Work to do — Copy out each line containing "Yield" from the entries below.

—————

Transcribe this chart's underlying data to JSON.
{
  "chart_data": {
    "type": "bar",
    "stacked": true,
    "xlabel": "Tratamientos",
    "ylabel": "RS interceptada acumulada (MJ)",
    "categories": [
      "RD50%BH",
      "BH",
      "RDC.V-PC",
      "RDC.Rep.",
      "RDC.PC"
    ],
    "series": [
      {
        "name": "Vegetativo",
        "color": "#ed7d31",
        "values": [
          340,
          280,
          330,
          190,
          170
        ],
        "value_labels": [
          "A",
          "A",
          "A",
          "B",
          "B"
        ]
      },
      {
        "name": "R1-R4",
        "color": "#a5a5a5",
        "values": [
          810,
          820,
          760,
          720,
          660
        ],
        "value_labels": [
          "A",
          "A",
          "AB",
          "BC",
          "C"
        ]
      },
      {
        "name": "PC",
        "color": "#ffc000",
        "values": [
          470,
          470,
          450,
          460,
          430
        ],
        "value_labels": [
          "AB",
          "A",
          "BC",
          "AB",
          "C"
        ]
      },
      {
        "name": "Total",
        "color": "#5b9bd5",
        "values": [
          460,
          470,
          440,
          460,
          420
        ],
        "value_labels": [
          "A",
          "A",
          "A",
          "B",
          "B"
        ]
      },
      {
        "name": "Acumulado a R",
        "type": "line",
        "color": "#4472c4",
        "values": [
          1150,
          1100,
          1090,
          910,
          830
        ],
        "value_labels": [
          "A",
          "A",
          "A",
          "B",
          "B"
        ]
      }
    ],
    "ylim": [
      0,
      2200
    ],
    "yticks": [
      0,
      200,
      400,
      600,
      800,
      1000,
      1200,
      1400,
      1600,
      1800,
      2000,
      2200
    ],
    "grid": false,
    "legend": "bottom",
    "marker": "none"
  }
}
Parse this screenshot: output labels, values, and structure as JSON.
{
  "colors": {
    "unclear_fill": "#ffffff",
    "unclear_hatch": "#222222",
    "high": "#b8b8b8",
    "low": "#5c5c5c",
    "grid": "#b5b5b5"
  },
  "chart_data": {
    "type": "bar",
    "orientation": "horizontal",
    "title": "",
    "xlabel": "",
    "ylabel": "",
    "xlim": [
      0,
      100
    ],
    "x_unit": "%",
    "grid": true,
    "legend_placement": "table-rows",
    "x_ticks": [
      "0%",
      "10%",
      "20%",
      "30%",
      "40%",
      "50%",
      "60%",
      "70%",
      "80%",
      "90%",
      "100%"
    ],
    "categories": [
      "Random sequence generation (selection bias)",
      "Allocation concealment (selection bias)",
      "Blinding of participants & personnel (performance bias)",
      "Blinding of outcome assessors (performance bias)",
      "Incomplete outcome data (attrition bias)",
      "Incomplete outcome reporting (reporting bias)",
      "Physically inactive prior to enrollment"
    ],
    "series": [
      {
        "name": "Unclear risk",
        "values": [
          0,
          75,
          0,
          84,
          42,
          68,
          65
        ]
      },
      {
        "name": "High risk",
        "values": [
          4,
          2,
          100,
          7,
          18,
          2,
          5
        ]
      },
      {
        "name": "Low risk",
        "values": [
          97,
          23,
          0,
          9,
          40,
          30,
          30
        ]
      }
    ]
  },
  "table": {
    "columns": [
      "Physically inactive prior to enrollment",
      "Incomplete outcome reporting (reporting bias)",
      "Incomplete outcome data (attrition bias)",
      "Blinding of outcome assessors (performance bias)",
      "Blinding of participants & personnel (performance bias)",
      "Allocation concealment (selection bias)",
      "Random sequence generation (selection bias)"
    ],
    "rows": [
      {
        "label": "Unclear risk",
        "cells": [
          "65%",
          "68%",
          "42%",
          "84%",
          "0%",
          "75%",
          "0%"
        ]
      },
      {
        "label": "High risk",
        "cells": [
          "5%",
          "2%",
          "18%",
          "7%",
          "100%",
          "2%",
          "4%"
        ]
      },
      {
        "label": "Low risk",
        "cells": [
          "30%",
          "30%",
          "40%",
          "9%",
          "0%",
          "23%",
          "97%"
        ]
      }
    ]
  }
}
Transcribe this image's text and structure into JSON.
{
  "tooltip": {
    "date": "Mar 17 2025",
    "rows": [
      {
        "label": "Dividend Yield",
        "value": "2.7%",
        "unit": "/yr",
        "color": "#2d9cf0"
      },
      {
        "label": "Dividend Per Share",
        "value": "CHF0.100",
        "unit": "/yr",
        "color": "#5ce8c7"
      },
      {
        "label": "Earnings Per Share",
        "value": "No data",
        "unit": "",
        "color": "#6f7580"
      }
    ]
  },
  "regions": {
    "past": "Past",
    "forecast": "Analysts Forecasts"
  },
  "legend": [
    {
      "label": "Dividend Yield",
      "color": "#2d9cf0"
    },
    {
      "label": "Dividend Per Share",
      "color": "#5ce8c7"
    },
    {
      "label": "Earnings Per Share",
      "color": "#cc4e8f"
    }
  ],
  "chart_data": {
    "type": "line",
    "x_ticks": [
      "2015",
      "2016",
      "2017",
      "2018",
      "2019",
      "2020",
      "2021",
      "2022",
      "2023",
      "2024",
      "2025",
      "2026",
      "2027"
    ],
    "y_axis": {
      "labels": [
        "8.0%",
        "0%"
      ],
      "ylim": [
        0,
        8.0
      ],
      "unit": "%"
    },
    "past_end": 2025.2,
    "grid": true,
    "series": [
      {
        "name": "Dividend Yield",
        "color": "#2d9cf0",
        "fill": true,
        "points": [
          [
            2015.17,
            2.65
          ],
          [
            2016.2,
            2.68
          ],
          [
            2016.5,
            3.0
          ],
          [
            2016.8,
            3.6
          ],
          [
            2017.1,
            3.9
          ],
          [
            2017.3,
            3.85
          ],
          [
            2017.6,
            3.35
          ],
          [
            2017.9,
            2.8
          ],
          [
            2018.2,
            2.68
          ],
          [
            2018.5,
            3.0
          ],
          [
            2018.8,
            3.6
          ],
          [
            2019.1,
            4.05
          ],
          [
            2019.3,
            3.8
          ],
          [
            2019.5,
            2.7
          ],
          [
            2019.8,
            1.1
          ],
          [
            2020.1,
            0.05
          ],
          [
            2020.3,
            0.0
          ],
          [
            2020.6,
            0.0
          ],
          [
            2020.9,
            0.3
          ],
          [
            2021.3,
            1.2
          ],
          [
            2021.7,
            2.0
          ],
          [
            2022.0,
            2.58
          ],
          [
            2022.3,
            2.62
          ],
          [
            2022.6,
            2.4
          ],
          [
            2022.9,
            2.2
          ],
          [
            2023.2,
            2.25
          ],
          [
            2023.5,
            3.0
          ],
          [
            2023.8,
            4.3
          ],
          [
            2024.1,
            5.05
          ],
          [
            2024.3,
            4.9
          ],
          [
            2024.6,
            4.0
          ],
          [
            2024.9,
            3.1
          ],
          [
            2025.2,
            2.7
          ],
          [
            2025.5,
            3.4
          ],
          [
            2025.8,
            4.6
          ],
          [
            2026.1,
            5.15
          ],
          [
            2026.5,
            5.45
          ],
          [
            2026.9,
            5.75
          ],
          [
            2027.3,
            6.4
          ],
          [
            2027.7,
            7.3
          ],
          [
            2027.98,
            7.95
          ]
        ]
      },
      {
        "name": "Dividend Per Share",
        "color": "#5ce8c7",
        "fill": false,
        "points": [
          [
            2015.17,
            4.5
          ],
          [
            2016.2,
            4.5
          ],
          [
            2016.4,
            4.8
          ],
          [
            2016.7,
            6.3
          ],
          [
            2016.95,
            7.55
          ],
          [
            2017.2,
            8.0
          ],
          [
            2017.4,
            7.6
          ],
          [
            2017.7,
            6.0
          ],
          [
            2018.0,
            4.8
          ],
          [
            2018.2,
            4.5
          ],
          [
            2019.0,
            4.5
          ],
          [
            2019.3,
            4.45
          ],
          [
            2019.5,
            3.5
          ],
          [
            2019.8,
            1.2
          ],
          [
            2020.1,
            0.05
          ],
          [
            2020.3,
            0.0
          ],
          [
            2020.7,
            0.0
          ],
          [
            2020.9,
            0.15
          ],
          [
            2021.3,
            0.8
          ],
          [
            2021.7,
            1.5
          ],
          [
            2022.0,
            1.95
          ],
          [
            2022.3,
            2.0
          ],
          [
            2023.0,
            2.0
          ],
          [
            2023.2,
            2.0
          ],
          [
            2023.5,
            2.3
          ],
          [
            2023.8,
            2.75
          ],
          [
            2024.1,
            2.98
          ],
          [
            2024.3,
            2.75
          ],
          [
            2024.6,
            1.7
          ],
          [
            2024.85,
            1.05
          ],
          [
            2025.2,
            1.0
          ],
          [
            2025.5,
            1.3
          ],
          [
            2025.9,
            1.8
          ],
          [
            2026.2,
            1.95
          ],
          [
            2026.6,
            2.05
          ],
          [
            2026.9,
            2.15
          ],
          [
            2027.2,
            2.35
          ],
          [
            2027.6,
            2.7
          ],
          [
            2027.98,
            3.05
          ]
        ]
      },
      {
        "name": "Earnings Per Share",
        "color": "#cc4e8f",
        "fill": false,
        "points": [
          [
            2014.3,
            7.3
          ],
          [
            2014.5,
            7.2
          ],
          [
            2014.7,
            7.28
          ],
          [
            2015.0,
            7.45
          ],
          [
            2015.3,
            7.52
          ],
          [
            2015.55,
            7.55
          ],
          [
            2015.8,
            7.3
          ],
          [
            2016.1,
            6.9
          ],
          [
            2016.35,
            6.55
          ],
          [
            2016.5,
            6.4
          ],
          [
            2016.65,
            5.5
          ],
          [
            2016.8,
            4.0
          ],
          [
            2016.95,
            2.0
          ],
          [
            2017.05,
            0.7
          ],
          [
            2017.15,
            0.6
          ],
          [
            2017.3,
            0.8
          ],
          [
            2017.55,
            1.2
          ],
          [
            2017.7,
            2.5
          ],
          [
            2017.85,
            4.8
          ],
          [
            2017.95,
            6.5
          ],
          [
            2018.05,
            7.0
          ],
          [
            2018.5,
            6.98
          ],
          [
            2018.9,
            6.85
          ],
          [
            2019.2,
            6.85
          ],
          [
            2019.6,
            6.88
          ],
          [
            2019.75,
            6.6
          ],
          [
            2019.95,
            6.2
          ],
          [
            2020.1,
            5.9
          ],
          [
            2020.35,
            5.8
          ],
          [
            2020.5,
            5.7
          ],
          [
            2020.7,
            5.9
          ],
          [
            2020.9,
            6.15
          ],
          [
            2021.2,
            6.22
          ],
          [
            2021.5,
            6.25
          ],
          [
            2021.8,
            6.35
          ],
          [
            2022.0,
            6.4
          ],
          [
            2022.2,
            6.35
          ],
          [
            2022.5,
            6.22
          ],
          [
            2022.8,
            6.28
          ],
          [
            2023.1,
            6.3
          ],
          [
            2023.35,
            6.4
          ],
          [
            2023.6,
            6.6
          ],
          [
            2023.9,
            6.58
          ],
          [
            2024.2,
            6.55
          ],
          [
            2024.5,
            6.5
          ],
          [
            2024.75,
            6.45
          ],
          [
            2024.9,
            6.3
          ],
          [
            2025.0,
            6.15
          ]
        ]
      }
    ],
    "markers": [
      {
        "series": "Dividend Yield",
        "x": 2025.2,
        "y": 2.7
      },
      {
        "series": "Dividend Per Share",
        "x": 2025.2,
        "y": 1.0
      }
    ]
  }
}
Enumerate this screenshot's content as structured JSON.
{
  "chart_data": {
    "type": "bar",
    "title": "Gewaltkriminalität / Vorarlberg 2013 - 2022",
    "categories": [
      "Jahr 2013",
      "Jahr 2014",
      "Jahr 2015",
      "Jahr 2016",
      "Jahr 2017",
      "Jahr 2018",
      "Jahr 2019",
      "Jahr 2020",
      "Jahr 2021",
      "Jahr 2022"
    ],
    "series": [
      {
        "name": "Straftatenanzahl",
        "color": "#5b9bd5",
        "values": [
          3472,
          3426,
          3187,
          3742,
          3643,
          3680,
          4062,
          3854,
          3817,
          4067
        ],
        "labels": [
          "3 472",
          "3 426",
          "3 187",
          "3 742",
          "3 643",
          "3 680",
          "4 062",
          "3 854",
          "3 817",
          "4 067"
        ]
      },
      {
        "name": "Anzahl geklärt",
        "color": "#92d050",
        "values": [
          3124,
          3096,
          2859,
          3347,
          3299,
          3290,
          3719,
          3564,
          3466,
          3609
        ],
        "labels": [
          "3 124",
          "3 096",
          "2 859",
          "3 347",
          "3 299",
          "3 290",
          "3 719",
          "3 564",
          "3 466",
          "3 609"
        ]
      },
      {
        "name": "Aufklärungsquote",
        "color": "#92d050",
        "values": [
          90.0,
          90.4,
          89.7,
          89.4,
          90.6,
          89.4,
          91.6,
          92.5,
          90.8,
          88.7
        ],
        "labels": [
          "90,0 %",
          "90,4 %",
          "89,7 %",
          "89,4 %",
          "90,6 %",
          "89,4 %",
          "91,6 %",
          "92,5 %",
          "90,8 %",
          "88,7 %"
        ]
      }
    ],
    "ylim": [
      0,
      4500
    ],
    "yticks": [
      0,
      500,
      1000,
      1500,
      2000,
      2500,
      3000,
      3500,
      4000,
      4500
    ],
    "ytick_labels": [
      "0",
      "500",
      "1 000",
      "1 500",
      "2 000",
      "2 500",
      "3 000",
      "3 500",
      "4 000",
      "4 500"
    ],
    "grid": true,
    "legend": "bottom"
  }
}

—————

Task solution —
        "label": "Dividend Yield",
      "label": "Dividend Yield",
        "name": "Dividend Yield",
        "series": "Dividend Yield",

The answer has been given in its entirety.